■ EXERCISE AIM ■
Search the records below for the word "slope" and show every line where it occurs.

■ RECORDS FOR THIS EXERCISE ■
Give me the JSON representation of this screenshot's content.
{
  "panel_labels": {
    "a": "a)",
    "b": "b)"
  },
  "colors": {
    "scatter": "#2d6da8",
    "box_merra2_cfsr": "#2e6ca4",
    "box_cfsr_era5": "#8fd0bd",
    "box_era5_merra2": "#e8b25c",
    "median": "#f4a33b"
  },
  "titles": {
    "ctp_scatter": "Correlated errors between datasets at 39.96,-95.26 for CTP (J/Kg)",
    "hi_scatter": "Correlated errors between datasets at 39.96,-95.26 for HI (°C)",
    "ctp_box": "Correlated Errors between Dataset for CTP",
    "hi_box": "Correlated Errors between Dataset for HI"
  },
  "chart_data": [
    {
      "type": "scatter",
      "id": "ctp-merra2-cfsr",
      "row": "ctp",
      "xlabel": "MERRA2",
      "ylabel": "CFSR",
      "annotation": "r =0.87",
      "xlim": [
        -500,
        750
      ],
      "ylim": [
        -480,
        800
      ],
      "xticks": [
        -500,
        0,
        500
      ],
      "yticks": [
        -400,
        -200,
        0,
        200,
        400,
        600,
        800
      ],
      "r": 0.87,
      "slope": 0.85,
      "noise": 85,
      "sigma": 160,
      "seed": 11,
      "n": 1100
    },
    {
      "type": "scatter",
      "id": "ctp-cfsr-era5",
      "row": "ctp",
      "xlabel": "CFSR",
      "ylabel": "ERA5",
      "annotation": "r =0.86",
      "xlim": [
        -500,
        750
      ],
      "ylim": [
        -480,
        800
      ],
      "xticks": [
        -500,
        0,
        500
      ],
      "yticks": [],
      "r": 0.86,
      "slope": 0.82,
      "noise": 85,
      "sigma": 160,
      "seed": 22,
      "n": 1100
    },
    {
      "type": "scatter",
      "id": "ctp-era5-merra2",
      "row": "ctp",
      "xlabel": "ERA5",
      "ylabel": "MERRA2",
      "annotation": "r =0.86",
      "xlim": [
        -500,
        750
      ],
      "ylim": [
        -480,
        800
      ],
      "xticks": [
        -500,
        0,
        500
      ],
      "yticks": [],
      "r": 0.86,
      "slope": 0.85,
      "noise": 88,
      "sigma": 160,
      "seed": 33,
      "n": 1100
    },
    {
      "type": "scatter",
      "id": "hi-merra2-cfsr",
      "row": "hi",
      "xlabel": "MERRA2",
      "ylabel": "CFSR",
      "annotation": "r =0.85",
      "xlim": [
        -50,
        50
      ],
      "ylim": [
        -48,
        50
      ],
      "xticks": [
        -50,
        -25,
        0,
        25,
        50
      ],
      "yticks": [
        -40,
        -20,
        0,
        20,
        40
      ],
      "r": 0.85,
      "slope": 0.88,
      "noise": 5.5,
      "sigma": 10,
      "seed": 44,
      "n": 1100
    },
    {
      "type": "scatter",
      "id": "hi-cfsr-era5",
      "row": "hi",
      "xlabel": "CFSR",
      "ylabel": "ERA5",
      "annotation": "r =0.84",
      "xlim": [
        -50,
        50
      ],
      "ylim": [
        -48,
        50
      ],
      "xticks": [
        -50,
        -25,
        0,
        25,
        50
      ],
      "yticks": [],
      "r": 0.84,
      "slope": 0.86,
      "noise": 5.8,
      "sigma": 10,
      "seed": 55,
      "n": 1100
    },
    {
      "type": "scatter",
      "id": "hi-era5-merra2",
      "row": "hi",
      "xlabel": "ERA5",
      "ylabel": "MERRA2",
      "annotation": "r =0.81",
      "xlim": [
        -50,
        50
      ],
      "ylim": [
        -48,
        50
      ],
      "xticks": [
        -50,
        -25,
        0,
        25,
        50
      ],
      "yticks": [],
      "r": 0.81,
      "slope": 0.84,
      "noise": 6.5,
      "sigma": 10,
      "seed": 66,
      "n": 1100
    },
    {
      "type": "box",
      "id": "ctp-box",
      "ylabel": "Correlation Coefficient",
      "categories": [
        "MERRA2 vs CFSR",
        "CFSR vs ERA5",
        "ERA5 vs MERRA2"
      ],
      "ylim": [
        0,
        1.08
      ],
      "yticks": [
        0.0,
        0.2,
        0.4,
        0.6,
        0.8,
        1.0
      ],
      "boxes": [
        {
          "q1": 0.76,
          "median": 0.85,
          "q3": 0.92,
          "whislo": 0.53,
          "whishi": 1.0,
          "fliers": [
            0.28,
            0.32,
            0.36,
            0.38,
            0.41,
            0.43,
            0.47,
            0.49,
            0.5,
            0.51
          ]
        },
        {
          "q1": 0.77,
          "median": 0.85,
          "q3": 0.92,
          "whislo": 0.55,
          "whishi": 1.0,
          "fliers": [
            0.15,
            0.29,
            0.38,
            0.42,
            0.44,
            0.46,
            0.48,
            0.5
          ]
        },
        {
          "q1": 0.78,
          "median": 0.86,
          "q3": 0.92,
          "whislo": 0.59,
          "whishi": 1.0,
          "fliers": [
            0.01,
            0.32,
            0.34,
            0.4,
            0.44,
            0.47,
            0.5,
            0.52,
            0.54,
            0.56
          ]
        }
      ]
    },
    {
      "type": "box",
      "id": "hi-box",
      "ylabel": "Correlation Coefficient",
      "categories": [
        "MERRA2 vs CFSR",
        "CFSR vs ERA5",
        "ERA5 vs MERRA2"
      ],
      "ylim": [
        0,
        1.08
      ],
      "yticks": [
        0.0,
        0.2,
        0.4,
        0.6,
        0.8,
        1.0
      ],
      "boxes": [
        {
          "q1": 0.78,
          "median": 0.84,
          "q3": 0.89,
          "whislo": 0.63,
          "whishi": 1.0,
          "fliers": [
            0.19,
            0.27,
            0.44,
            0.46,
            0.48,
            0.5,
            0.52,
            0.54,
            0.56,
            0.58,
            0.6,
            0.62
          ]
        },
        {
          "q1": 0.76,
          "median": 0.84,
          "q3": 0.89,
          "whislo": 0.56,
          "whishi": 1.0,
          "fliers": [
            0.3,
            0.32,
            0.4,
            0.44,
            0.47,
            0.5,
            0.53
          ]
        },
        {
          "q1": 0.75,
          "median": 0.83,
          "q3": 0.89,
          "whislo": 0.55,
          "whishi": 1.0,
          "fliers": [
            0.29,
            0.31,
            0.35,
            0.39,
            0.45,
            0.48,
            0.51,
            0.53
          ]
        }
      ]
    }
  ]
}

■ ANSWER BELOW ■
      "slope": 0.85,
      "slope": 0.82,
      "slope": 0.85,
      "slope": 0.88,
      "slope": 0.86,
      "slope": 0.84,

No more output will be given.